TASK DESCRIPTION –
Print every line of the entries below verbatim, changing nothing.

┌─ RECORD EXTRACTS

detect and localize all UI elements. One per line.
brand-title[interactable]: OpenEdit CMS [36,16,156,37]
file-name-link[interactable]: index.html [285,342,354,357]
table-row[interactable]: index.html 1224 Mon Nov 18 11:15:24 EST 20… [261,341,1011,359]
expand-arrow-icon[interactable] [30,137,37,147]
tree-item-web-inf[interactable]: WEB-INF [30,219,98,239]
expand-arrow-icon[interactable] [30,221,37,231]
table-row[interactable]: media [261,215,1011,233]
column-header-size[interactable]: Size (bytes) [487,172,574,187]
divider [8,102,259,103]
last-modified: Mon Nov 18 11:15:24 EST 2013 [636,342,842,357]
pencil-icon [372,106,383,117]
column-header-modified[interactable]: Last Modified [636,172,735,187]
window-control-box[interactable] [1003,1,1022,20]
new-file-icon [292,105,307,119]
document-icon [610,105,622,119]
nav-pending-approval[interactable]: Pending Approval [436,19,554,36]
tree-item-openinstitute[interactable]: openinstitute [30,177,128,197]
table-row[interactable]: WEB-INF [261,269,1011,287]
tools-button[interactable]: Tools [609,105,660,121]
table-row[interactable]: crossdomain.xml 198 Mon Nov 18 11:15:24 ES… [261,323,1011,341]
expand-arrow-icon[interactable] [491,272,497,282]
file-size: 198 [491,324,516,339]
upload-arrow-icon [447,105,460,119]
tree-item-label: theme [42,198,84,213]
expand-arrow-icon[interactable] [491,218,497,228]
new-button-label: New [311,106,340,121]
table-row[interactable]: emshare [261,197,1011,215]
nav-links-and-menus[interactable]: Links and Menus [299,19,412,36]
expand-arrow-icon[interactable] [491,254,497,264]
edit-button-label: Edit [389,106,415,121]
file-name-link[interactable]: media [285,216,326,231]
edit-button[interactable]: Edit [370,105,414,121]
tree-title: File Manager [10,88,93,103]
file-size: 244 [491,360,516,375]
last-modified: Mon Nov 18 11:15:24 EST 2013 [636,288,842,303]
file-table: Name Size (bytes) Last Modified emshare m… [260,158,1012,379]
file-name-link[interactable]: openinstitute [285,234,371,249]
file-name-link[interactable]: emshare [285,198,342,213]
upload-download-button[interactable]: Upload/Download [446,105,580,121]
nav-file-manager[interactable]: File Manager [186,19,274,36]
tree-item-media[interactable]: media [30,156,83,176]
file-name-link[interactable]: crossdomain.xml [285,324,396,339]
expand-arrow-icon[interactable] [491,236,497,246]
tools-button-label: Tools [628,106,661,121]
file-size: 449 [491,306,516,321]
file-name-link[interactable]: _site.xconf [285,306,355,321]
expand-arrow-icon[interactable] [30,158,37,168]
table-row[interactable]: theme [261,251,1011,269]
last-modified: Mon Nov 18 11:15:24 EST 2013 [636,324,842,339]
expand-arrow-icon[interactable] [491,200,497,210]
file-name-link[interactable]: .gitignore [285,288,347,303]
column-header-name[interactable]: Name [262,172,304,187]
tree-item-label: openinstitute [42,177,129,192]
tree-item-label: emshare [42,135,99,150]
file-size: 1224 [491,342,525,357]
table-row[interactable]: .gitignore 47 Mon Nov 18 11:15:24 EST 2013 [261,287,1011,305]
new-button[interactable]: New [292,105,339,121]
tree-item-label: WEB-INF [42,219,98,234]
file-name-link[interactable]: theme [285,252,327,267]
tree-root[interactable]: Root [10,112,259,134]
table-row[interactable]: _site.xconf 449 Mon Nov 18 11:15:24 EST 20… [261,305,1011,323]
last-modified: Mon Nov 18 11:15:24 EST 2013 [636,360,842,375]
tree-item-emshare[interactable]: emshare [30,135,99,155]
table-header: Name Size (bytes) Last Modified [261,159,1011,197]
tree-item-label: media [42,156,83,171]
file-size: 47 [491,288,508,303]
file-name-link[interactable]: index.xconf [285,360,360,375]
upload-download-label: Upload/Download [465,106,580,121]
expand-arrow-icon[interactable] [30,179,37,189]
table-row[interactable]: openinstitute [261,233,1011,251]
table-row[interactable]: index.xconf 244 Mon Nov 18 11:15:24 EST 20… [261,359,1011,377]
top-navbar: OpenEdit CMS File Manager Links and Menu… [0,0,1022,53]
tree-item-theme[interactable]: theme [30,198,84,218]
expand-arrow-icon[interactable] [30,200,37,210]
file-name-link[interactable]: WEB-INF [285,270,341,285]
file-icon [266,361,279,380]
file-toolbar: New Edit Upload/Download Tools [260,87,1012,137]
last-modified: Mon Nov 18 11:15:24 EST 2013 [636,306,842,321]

└─

RIGHT ANSWER –
detect and localize all UI elements. One per line.
brand-title[interactable]: OpenEdit CMS [36,16,156,37]
file-name-link[interactable]: index.html [285,342,354,357]
table-row[interactable]: index.html 1224 Mon Nov 18 11:15:24 EST 20… [261,341,1011,359]
expand-arrow-icon[interactable] [30,137,37,147]
tree-item-web-inf[interactable]: WEB-INF [30,219,98,239]
expand-arrow-icon[interactable] [30,221,37,231]
table-row[interactable]: media [261,215,1011,233]
column-header-size[interactable]: Size (bytes) [487,172,574,187]
divider [8,102,259,103]
last-modified: Mon Nov 18 11:15:24 EST 2013 [636,342,842,357]
pencil-icon [372,106,383,117]
column-header-modified[interactable]: Last Modified [636,172,735,187]
window-control-box[interactable] [1003,1,1022,20]
new-file-icon [292,105,307,119]
document-icon [610,105,622,119]
nav-pending-approval[interactable]: Pending Approval [436,19,554,36]
tree-item-openinstitute[interactable]: openinstitute [30,177,128,197]
table-row[interactable]: WEB-INF [261,269,1011,287]
tools-button[interactable]: Tools [609,105,660,121]
table-row[interactable]: crossdomain.xml 198 Mon Nov 18 11:15:24 ES… [261,323,1011,341]
expand-arrow-icon[interactable] [491,272,497,282]
file-size: 198 [491,324,516,339]
upload-arrow-icon [447,105,460,119]
tree-item-label: theme [42,198,84,213]
expand-arrow-icon[interactable] [491,218,497,228]
new-button-label: New [311,106,340,121]
table-row[interactable]: emshare [261,197,1011,215]
nav-links-and-menus[interactable]: Links and Menus [299,19,412,36]
expand-arrow-icon[interactable] [491,254,497,264]
edit-button-label: Edit [389,106,415,121]
file-name-link[interactable]: media [285,216,326,231]
edit-button[interactable]: Edit [370,105,414,121]
tree-title: File Manager [10,88,93,103]
file-size: 244 [491,360,516,375]
last-modified: Mon Nov 18 11:15:24 EST 2013 [636,288,842,303]
file-table: Name Size (bytes) Last Modified emshare m… [260,158,1012,379]
file-name-link[interactable]: openinstitute [285,234,371,249]
file-name-link[interactable]: emshare [285,198,342,213]
upload-download-button[interactable]: Upload/Download [446,105,580,121]
nav-file-manager[interactable]: File Manager [186,19,274,36]
tree-item-media[interactable]: media [30,156,83,176]
file-name-link[interactable]: crossdomain.xml [285,324,396,339]
expand-arrow-icon[interactable] [491,236,497,246]
tools-button-label: Tools [628,106,661,121]
file-size: 449 [491,306,516,321]
file-name-link[interactable]: _site.xconf [285,306,355,321]
expand-arrow-icon[interactable] [30,158,37,168]
table-row[interactable]: theme [261,251,1011,269]
last-modified: Mon Nov 18 11:15:24 EST 2013 [636,324,842,339]
expand-arrow-icon[interactable] [491,200,497,210]
file-name-link[interactable]: .gitignore [285,288,347,303]
column-header-name[interactable]: Name [262,172,304,187]
tree-item-label: openinstitute [42,177,129,192]
tree-item-label: emshare [42,135,99,150]
file-size: 1224 [491,342,525,357]
table-row[interactable]: .gitignore 47 Mon Nov 18 11:15:24 EST 2013 [261,287,1011,305]
new-button[interactable]: New [292,105,339,121]
tree-item-label: WEB-INF [42,219,98,234]
file-name-link[interactable]: theme [285,252,327,267]
tree-root[interactable]: Root [10,112,259,134]
table-row[interactable]: _site.xconf 449 Mon Nov 18 11:15:24 EST 20… [261,305,1011,323]
last-modified: Mon Nov 18 11:15:24 EST 2013 [636,360,842,375]
tree-item-emshare[interactable]: emshare [30,135,99,155]
table-header: Name Size (bytes) Last Modified [261,159,1011,197]
tree-item-label: media [42,156,83,171]
file-size: 47 [491,288,508,303]
file-name-link[interactable]: index.xconf [285,360,360,375]
upload-download-label: Upload/Download [465,106,580,121]
expand-arrow-icon[interactable] [30,179,37,189]
table-row[interactable]: openinstitute [261,233,1011,251]
table-row[interactable]: index.xconf 244 Mon Nov 18 11:15:24 EST 20… [261,359,1011,377]
top-navbar: OpenEdit CMS File Manager Links and Menu… [0,0,1022,53]
tree-item-theme[interactable]: theme [30,198,84,218]
expand-arrow-icon[interactable] [30,200,37,210]
file-name-link[interactable]: WEB-INF [285,270,341,285]
file-icon [266,361,279,380]
file-toolbar: New Edit Upload/Download Tools [260,87,1012,137]
last-modified: Mon Nov 18 11:15:24 EST 2013 [636,306,842,321]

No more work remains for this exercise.